## THE REQUEST
Lines containing the word "this" are the ones to copy from the records below.

Collection entries
──────

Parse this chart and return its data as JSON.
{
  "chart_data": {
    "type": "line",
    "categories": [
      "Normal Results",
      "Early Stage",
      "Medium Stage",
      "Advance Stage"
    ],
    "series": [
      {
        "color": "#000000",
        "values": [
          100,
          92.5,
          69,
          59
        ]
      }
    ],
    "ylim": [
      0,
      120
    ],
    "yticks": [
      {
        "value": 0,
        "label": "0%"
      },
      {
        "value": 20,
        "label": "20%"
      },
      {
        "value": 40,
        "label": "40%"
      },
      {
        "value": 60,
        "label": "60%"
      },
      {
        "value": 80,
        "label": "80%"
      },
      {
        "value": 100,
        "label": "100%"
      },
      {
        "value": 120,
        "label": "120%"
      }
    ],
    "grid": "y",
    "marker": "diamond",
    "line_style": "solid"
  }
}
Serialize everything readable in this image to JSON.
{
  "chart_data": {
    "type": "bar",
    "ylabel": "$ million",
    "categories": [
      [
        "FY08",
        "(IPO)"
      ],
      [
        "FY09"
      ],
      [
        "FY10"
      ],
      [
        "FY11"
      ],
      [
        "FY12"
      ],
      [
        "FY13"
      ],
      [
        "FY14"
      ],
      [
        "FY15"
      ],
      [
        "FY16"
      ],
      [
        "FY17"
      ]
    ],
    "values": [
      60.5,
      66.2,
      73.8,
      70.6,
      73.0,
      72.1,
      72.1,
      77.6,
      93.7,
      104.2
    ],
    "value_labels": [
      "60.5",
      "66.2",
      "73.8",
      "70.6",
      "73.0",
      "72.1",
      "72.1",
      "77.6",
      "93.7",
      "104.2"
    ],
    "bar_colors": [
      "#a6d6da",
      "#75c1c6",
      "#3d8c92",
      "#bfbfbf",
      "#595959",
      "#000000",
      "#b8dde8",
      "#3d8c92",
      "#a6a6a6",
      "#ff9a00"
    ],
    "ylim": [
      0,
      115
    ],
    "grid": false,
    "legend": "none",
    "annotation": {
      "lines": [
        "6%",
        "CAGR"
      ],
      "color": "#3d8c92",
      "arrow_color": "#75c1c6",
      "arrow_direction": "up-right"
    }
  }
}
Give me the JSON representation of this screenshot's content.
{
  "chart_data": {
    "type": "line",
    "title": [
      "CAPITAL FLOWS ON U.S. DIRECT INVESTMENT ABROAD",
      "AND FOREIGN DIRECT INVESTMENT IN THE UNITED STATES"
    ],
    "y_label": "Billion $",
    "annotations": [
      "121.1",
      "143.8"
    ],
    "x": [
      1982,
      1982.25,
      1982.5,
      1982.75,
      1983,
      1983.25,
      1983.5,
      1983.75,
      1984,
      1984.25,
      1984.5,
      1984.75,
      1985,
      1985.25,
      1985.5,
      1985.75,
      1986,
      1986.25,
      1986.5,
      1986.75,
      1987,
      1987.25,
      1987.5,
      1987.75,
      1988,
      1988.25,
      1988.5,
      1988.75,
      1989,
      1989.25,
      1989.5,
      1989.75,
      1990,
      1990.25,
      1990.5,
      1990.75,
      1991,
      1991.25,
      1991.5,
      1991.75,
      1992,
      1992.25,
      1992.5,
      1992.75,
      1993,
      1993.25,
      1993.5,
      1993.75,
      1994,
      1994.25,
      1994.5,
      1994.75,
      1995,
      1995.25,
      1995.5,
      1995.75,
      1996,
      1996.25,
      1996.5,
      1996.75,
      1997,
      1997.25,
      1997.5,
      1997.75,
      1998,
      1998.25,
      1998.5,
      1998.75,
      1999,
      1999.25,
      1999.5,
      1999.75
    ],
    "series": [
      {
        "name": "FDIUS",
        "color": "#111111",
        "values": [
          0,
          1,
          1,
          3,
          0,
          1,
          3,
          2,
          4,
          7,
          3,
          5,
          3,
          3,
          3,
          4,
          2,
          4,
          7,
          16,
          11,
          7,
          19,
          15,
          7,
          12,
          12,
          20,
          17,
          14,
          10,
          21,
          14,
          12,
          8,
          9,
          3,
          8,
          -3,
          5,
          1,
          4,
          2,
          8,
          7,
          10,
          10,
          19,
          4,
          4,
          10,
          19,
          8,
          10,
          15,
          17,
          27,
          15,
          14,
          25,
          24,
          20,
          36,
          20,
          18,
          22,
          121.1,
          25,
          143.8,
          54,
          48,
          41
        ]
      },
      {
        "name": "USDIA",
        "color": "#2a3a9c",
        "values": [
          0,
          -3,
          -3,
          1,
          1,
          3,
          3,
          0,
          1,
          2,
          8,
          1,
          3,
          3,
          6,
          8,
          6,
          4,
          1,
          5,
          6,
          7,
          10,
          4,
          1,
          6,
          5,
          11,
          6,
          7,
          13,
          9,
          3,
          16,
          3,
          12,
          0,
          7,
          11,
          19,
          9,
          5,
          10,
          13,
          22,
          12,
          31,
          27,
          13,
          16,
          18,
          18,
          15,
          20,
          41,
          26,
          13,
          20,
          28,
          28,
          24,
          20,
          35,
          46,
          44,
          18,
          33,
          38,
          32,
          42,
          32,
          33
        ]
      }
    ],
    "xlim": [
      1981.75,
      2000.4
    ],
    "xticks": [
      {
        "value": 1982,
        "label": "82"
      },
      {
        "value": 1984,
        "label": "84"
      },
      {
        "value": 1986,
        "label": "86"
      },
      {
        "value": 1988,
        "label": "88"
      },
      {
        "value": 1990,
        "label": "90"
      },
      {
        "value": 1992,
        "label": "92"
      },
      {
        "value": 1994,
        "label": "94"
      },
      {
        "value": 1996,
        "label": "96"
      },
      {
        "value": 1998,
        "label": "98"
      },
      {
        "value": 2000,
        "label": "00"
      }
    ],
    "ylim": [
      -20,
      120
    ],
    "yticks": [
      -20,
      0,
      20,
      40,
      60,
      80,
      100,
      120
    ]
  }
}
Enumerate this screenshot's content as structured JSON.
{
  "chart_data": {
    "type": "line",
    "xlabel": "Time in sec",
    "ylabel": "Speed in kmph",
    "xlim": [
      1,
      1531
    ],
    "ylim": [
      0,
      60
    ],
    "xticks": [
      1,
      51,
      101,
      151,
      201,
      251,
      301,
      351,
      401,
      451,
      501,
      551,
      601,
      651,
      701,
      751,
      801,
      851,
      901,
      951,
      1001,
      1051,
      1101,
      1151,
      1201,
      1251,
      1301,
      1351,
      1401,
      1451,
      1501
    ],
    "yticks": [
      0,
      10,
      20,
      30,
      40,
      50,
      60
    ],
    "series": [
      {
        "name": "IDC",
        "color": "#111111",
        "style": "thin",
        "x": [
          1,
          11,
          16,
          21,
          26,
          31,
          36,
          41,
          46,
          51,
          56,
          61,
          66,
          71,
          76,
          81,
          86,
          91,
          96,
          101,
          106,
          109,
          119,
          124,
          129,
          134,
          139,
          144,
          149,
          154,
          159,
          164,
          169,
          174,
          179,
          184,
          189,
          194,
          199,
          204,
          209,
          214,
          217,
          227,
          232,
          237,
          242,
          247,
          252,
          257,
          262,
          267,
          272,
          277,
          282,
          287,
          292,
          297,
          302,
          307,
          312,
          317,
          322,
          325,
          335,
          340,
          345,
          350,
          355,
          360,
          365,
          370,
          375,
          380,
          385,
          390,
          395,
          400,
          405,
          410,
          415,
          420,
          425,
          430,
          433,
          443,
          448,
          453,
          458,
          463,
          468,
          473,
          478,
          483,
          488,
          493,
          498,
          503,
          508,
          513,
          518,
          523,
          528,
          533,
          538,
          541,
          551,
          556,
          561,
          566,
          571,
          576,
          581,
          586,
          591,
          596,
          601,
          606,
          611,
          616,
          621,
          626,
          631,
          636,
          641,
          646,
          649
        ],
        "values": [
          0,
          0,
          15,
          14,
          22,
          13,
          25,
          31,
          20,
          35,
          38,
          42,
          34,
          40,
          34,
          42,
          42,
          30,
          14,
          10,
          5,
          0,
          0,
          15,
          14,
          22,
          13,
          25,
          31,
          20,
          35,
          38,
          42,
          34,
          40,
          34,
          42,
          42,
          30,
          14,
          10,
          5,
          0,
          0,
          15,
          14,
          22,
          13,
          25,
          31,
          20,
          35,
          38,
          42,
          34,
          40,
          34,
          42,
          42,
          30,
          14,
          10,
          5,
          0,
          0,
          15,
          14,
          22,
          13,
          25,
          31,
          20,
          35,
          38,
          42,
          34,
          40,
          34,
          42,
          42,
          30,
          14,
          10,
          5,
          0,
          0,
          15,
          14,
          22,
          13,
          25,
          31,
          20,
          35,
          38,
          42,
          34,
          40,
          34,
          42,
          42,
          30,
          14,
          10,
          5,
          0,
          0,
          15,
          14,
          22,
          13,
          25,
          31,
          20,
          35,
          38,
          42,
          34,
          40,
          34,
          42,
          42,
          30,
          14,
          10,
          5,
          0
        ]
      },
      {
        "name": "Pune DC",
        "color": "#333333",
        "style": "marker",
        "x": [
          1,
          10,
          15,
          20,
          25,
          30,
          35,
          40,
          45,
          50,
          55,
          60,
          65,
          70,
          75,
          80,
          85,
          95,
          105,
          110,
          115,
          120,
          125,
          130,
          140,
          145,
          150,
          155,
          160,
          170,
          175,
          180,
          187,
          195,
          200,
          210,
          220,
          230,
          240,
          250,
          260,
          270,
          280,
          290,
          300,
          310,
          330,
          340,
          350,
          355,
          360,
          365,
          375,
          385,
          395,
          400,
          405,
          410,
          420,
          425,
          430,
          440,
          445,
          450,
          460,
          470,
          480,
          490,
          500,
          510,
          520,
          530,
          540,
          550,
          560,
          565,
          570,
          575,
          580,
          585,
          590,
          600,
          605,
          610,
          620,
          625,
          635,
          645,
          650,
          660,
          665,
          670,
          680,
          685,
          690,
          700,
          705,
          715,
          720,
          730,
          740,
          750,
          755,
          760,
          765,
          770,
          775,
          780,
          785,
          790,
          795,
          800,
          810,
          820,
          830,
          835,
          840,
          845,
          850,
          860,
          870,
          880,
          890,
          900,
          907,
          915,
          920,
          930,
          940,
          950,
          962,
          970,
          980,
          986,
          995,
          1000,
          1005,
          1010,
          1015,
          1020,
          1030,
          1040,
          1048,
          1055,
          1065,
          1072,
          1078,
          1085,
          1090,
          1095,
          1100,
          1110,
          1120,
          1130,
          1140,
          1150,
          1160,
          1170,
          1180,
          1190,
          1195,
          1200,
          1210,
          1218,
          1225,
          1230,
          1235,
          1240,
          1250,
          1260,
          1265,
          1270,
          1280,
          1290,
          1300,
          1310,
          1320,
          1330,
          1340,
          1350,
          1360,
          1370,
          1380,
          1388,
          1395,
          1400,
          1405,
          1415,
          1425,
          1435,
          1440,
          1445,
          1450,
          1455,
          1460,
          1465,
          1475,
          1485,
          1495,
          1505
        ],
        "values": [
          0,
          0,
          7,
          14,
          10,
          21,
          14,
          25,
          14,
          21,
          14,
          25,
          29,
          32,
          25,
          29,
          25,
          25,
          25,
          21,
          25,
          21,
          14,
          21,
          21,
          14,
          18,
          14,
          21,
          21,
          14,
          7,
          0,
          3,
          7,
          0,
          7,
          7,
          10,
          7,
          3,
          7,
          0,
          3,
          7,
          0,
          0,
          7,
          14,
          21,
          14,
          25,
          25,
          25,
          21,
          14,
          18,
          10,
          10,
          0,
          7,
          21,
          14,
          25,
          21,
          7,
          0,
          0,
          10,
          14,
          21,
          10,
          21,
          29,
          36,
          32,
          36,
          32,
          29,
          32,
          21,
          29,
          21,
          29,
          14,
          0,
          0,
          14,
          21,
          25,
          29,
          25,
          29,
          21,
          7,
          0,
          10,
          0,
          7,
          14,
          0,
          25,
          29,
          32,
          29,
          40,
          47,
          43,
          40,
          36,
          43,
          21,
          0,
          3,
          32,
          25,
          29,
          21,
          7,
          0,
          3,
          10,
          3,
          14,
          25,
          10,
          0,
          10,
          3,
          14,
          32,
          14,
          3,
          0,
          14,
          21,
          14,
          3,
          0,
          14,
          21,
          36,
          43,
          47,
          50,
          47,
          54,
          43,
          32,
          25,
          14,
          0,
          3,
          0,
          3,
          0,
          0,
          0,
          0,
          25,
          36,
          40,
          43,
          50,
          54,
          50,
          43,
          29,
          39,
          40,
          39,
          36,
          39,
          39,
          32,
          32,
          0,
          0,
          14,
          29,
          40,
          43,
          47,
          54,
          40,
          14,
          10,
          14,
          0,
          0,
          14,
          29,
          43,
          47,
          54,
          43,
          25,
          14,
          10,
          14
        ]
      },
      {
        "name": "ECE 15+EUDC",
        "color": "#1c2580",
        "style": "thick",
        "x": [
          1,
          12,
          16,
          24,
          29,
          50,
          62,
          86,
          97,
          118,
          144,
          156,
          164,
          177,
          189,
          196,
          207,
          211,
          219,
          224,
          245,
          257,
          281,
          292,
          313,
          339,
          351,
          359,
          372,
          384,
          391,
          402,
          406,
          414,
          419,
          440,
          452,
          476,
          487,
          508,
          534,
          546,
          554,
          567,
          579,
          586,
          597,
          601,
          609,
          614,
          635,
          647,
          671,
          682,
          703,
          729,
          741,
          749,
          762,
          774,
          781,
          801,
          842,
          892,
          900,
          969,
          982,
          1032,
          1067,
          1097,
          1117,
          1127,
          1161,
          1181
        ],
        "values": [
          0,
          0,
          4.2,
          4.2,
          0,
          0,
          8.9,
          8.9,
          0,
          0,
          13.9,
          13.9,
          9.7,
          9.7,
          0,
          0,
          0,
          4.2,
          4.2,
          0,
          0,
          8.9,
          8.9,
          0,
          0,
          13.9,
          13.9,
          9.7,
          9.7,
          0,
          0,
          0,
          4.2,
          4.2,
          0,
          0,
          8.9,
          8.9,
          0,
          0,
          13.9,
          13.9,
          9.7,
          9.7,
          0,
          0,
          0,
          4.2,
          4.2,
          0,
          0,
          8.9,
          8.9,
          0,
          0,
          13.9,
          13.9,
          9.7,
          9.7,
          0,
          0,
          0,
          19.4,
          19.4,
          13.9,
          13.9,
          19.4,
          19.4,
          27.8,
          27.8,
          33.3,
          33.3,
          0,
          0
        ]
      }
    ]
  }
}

──────

## ANSWER TO THE TASK
Parse this chart and return its data as JSON.
Serialize everything readable in this image to JSON.
Give me the JSON representation of this screenshot's content.
Enumerate this screenshot's content as structured JSON.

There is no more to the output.